*STATED TASK*. Exclude the pictures, then quote exactly the lines from the one holding "Give me the" through the last line of the records.

*Data records*.
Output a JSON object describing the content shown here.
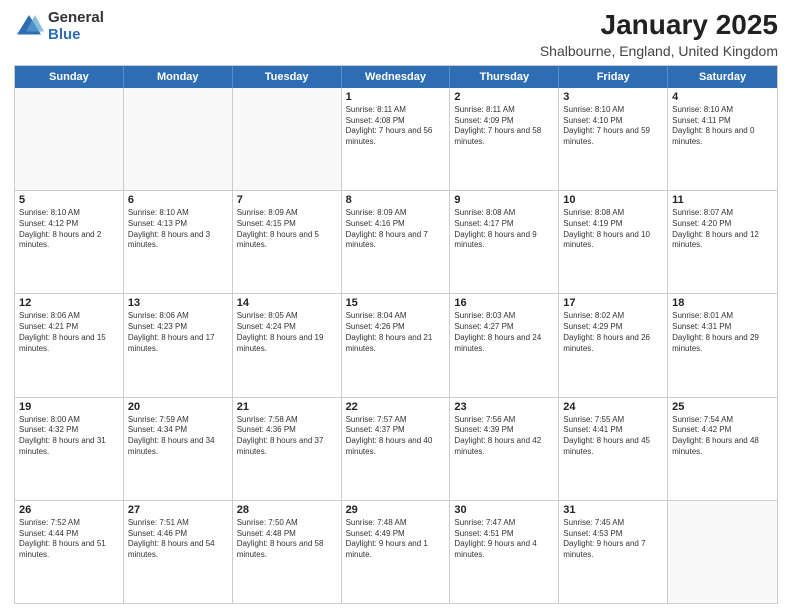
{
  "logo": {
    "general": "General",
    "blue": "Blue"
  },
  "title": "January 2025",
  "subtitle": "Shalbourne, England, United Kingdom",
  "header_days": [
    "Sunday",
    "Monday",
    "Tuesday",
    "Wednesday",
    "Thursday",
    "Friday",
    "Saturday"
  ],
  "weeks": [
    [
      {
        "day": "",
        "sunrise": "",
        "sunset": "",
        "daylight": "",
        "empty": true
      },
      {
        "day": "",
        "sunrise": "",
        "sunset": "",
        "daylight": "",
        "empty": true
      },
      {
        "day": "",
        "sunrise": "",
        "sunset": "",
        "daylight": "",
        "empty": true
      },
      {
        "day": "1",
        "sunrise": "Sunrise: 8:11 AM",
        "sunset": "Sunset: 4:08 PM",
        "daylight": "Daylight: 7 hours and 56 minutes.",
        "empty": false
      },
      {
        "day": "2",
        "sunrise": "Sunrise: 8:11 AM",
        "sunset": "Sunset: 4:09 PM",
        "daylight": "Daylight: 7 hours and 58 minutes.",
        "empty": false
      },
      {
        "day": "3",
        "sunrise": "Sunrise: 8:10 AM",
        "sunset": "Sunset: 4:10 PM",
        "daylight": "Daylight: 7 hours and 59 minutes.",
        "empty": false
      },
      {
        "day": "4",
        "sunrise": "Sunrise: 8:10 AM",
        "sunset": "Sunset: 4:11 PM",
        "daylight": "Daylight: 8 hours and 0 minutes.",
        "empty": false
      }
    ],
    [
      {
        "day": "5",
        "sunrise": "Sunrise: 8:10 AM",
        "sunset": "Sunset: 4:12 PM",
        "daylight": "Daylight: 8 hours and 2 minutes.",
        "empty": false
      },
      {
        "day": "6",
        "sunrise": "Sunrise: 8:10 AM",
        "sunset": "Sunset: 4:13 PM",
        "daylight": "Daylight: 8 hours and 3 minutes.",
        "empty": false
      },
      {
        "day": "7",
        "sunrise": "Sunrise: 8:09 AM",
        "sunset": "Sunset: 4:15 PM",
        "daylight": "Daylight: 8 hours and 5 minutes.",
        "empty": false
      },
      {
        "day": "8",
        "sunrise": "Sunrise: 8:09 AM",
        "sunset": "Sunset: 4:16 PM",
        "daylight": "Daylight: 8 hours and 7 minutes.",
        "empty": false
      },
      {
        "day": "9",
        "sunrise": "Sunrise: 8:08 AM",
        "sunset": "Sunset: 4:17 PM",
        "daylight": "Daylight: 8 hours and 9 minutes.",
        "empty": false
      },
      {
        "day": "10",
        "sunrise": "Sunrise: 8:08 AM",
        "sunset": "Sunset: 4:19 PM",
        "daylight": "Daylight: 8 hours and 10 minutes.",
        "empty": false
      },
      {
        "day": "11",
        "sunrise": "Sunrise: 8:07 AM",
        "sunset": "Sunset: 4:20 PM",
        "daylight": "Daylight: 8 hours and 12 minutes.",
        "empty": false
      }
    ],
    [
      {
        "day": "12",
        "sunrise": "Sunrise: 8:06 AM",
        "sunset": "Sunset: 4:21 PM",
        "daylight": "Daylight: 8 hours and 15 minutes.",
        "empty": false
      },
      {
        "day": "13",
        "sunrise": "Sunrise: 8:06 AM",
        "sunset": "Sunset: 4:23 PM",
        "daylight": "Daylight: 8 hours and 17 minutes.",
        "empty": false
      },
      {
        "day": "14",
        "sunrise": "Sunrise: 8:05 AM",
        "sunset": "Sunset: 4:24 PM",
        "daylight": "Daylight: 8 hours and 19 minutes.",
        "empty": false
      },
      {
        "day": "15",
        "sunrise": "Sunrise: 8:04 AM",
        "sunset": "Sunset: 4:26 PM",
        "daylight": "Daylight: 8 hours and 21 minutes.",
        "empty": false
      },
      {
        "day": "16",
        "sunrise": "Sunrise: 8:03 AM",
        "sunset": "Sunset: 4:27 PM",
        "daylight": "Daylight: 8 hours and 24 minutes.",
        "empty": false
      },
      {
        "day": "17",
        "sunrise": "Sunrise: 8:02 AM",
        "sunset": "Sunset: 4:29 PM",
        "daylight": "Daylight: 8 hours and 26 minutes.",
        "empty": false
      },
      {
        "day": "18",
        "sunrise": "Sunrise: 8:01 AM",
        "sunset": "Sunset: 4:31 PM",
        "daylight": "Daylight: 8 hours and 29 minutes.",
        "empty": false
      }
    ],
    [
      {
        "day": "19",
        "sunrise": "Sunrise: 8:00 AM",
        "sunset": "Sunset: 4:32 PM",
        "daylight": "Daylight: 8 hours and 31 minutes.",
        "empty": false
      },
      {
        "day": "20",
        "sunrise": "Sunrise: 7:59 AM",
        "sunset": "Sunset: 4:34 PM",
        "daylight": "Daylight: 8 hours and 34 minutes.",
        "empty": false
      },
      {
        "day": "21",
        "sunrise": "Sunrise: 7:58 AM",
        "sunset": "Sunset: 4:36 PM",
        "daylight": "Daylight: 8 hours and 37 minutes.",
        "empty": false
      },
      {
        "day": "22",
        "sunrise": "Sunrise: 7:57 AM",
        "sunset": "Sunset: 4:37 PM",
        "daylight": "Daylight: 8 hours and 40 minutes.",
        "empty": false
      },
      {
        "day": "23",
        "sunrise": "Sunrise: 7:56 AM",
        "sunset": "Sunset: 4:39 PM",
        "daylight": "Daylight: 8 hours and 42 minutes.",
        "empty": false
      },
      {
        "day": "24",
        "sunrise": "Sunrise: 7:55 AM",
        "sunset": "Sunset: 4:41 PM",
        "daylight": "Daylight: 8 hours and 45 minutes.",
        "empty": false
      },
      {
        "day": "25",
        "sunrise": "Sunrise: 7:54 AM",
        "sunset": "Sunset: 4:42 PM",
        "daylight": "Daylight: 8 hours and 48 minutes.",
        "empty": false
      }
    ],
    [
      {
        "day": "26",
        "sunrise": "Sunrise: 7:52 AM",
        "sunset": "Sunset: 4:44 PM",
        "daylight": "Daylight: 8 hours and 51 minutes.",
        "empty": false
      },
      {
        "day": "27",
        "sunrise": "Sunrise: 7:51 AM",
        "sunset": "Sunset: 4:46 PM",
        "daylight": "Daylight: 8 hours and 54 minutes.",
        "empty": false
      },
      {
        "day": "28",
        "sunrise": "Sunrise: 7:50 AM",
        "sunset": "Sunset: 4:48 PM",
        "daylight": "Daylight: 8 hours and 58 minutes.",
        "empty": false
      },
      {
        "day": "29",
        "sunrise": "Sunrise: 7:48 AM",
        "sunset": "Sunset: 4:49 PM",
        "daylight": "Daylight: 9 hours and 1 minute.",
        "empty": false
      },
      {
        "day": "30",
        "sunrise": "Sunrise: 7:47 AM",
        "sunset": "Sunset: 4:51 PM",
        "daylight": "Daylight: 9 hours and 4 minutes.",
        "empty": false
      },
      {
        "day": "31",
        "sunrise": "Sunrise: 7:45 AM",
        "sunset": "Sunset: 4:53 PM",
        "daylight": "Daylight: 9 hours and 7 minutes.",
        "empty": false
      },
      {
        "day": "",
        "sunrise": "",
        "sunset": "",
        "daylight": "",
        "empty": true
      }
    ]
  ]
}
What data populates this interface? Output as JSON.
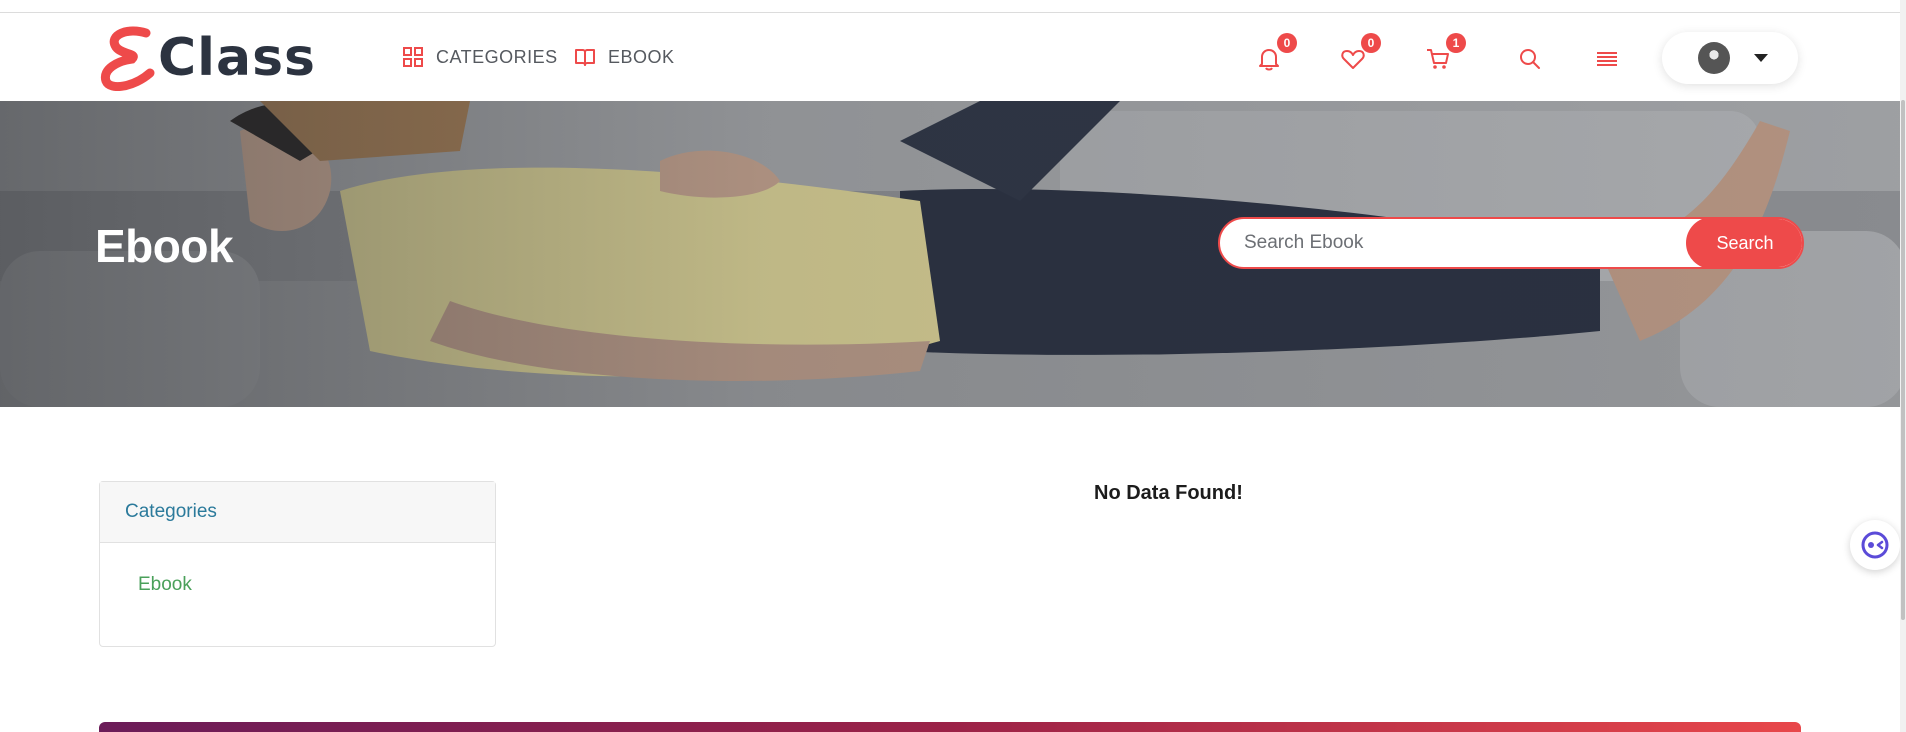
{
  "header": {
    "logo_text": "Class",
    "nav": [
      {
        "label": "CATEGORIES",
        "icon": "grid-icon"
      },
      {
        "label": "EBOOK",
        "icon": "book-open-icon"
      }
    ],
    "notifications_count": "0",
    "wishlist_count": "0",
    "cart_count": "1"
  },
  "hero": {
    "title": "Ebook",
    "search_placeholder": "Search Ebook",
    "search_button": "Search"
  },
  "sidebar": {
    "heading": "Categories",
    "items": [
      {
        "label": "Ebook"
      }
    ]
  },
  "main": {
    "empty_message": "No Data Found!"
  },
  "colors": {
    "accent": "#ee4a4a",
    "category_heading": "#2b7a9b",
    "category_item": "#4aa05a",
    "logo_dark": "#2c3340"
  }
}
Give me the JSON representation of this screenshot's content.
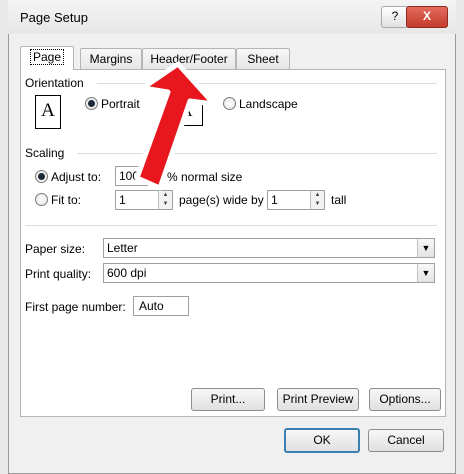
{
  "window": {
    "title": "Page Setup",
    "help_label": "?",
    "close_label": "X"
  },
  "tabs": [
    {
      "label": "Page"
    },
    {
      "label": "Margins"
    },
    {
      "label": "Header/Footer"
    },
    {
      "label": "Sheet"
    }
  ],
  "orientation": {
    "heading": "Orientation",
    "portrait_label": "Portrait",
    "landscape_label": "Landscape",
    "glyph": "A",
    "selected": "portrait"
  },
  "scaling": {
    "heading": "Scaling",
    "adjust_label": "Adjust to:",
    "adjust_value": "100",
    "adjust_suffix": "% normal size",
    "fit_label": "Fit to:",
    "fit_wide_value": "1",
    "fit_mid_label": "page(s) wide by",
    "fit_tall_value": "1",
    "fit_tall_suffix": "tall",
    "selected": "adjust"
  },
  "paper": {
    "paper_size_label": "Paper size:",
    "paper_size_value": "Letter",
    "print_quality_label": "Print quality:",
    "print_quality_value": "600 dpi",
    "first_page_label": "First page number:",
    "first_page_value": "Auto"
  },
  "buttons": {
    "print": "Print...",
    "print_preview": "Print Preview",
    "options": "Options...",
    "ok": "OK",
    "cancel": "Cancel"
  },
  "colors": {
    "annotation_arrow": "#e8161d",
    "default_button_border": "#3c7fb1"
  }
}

*EXPECTED ANSWER*.
Give me the JSON representation of this screenshot's content.
{
  "window": {
    "title": "Page Setup",
    "help_label": "?",
    "close_label": "X"
  },
  "tabs": [
    {
      "label": "Page"
    },
    {
      "label": "Margins"
    },
    {
      "label": "Header/Footer"
    },
    {
      "label": "Sheet"
    }
  ],
  "orientation": {
    "heading": "Orientation",
    "portrait_label": "Portrait",
    "landscape_label": "Landscape",
    "glyph": "A",
    "selected": "portrait"
  },
  "scaling": {
    "heading": "Scaling",
    "adjust_label": "Adjust to:",
    "adjust_value": "100",
    "adjust_suffix": "% normal size",
    "fit_label": "Fit to:",
    "fit_wide_value": "1",
    "fit_mid_label": "page(s) wide by",
    "fit_tall_value": "1",
    "fit_tall_suffix": "tall",
    "selected": "adjust"
  },
  "paper": {
    "paper_size_label": "Paper size:",
    "paper_size_value": "Letter",
    "print_quality_label": "Print quality:",
    "print_quality_value": "600 dpi",
    "first_page_label": "First page number:",
    "first_page_value": "Auto"
  },
  "buttons": {
    "print": "Print...",
    "print_preview": "Print Preview",
    "options": "Options...",
    "ok": "OK",
    "cancel": "Cancel"
  },
  "colors": {
    "annotation_arrow": "#e8161d",
    "default_button_border": "#3c7fb1"
  }
}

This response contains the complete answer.